→ TO DO
Pick out the lines below with "Default" and list them.

— START DATASET CONTENT —

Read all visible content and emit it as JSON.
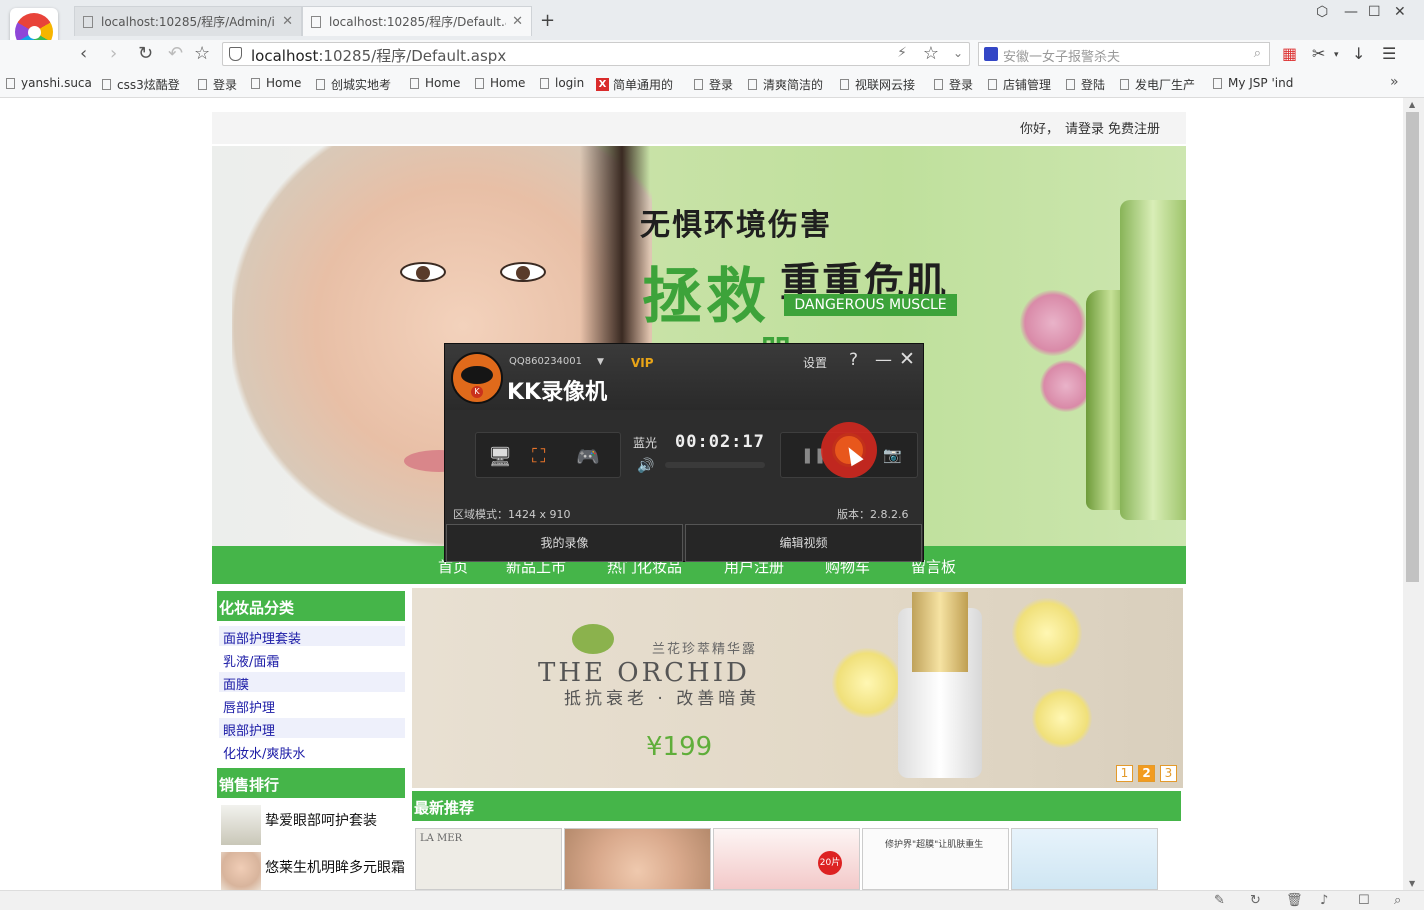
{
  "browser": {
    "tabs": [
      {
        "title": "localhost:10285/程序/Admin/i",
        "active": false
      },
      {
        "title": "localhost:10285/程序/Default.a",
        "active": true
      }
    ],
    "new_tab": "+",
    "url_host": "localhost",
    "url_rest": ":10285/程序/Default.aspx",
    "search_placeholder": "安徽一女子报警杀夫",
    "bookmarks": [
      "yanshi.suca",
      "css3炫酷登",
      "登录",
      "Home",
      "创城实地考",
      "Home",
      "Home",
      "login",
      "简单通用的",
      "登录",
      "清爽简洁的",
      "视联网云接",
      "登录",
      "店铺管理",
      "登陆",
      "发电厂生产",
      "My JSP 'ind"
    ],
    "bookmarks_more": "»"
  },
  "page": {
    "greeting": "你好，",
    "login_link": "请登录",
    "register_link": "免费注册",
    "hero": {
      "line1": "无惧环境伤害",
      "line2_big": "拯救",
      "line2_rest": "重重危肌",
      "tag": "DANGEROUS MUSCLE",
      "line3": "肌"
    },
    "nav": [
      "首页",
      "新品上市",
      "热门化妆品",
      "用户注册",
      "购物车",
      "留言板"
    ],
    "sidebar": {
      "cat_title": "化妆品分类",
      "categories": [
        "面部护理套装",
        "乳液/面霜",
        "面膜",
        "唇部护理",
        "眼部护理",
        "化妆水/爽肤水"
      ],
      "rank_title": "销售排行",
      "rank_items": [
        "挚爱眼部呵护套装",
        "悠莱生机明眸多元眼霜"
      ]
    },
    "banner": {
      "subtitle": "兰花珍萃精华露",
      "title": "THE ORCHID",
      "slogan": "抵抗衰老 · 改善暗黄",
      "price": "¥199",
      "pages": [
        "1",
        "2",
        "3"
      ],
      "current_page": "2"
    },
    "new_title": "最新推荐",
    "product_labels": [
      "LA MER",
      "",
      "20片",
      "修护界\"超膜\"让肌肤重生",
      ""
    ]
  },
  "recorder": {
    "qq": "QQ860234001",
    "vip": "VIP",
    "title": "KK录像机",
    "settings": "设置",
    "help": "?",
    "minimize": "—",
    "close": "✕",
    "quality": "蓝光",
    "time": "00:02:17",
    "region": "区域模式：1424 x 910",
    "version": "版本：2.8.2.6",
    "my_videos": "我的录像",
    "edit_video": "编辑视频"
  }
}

— END DATASET CONTENT —

→ FINISHED EXERCISE
        "title": "localhost:10285/程序/Default.a",
    "url_rest": ":10285/程序/Default.aspx",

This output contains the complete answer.